Top of Records for processing
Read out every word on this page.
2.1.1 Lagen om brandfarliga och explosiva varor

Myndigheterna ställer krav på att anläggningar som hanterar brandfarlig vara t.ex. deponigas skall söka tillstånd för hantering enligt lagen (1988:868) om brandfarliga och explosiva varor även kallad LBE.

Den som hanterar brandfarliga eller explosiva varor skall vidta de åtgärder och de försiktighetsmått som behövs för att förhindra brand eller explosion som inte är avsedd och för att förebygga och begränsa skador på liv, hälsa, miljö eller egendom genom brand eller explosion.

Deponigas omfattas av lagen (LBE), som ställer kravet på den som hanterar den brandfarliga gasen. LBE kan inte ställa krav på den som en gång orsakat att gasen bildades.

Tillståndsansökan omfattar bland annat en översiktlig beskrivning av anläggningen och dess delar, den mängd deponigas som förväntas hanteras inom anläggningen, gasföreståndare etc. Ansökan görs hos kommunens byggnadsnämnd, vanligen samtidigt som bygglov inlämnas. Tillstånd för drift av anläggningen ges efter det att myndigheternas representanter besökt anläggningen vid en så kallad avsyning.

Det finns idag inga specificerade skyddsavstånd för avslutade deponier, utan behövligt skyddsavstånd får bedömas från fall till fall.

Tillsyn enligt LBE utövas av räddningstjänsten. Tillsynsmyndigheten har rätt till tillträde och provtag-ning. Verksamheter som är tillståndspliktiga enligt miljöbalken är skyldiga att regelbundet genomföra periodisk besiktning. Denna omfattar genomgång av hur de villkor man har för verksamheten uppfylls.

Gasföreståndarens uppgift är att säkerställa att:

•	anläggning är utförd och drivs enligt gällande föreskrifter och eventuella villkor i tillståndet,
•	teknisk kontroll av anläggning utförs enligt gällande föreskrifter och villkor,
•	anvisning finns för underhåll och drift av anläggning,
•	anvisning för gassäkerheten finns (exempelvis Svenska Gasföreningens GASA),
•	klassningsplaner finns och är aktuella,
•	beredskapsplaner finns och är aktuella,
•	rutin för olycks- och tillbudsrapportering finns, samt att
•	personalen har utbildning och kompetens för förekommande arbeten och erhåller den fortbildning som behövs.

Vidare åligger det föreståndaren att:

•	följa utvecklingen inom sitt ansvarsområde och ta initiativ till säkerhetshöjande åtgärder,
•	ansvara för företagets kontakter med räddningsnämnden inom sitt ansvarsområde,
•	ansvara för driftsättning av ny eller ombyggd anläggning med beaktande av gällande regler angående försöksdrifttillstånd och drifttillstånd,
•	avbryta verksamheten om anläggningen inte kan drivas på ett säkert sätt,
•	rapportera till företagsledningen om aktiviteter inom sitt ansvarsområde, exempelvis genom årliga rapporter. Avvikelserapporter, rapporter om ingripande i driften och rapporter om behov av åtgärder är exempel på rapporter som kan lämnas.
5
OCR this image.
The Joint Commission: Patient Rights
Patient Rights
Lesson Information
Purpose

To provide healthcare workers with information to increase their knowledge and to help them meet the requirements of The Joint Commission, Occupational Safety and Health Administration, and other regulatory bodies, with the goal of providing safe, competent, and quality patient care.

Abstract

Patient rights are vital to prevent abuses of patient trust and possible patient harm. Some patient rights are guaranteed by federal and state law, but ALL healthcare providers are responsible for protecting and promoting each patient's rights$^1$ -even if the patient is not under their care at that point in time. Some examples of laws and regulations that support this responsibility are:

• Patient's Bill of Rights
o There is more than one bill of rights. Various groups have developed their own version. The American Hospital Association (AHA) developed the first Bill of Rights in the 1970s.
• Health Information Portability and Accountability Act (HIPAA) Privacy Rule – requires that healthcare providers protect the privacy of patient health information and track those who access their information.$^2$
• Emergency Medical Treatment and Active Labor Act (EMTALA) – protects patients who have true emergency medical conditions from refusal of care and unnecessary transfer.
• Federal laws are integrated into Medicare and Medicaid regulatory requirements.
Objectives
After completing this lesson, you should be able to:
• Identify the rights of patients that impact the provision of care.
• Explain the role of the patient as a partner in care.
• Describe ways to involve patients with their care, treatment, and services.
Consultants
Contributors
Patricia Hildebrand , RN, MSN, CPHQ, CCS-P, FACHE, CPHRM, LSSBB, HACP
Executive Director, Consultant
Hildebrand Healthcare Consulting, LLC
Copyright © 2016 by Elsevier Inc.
Bottom of Records for processing
* _What you are asked to do_
Each of the records is to be repeated word for word.

* _Answer to the exercise_
Read out every word on this page.
2.1.1 Lagen om brandfarliga och explosiva varor

Myndigheterna ställer krav på att anläggningar som hanterar brandfarlig vara t.ex. deponigas skall söka tillstånd för hantering enligt lagen (1988:868) om brandfarliga och explosiva varor även kallad LBE.

Den som hanterar brandfarliga eller explosiva varor skall vidta de åtgärder och de försiktighetsmått som behövs för att förhindra brand eller explosion som inte är avsedd och för att förebygga och begränsa skador på liv, hälsa, miljö eller egendom genom brand eller explosion.

Deponigas omfattas av lagen (LBE), som ställer kravet på den som hanterar den brandfarliga gasen. LBE kan inte ställa krav på den som en gång orsakat att gasen bildades.

Tillståndsansökan omfattar bland annat en översiktlig beskrivning av anläggningen och dess delar, den mängd deponigas som förväntas hanteras inom anläggningen, gasföreståndare etc. Ansökan görs hos kommunens byggnadsnämnd, vanligen samtidigt som bygglov inlämnas. Tillstånd för drift av anläggningen ges efter det att myndigheternas representanter besökt anläggningen vid en så kallad avsyning.

Det finns idag inga specificerade skyddsavstånd för avslutade deponier, utan behövligt skyddsavstånd får bedömas från fall till fall.

Tillsyn enligt LBE utövas av räddningstjänsten. Tillsynsmyndigheten har rätt till tillträde och provtag-ning. Verksamheter som är tillståndspliktiga enligt miljöbalken är skyldiga att regelbundet genomföra periodisk besiktning. Denna omfattar genomgång av hur de villkor man har för verksamheten uppfylls.

Gasföreståndarens uppgift är att säkerställa att:

•	anläggning är utförd och drivs enligt gällande föreskrifter och eventuella villkor i tillståndet,
•	teknisk kontroll av anläggning utförs enligt gällande föreskrifter och villkor,
•	anvisning finns för underhåll och drift av anläggning,
•	anvisning för gassäkerheten finns (exempelvis Svenska Gasföreningens GASA),
•	klassningsplaner finns och är aktuella,
•	beredskapsplaner finns och är aktuella,
•	rutin för olycks- och tillbudsrapportering finns, samt att
•	personalen har utbildning och kompetens för förekommande arbeten och erhåller den fortbildning som behövs.

Vidare åligger det föreståndaren att:

•	följa utvecklingen inom sitt ansvarsområde och ta initiativ till säkerhetshöjande åtgärder,
•	ansvara för företagets kontakter med räddningsnämnden inom sitt ansvarsområde,
•	ansvara för driftsättning av ny eller ombyggd anläggning med beaktande av gällande regler angående försöksdrifttillstånd och drifttillstånd,
•	avbryta verksamheten om anläggningen inte kan drivas på ett säkert sätt,
•	rapportera till företagsledningen om aktiviteter inom sitt ansvarsområde, exempelvis genom årliga rapporter. Avvikelserapporter, rapporter om ingripande i driften och rapporter om behov av åtgärder är exempel på rapporter som kan lämnas.
5
OCR this image.
The Joint Commission: Patient Rights
Patient Rights
Lesson Information
Purpose

To provide healthcare workers with information to increase their knowledge and to help them meet the requirements of The Joint Commission, Occupational Safety and Health Administration, and other regulatory bodies, with the goal of providing safe, competent, and quality patient care.

Abstract

Patient rights are vital to prevent abuses of patient trust and possible patient harm. Some patient rights are guaranteed by federal and state law, but ALL healthcare providers are responsible for protecting and promoting each patient's rights$^1$ -even if the patient is not under their care at that point in time. Some examples of laws and regulations that support this responsibility are:

• Patient's Bill of Rights
o There is more than one bill of rights. Various groups have developed their own version. The American Hospital Association (AHA) developed the first Bill of Rights in the 1970s.
• Health Information Portability and Accountability Act (HIPAA) Privacy Rule – requires that healthcare providers protect the privacy of patient health information and track those who access their information.$^2$
• Emergency Medical Treatment and Active Labor Act (EMTALA) – protects patients who have true emergency medical conditions from refusal of care and unnecessary transfer.
• Federal laws are integrated into Medicare and Medicaid regulatory requirements.
Objectives
After completing this lesson, you should be able to:
• Identify the rights of patients that impact the provision of care.
• Explain the role of the patient as a partner in care.
• Describe ways to involve patients with their care, treatment, and services.
Consultants
Contributors
Patricia Hildebrand , RN, MSN, CPHQ, CCS-P, FACHE, CPHRM, LSSBB, HACP
Executive Director, Consultant
Hildebrand Healthcare Consulting, LLC
Copyright © 2016 by Elsevier Inc.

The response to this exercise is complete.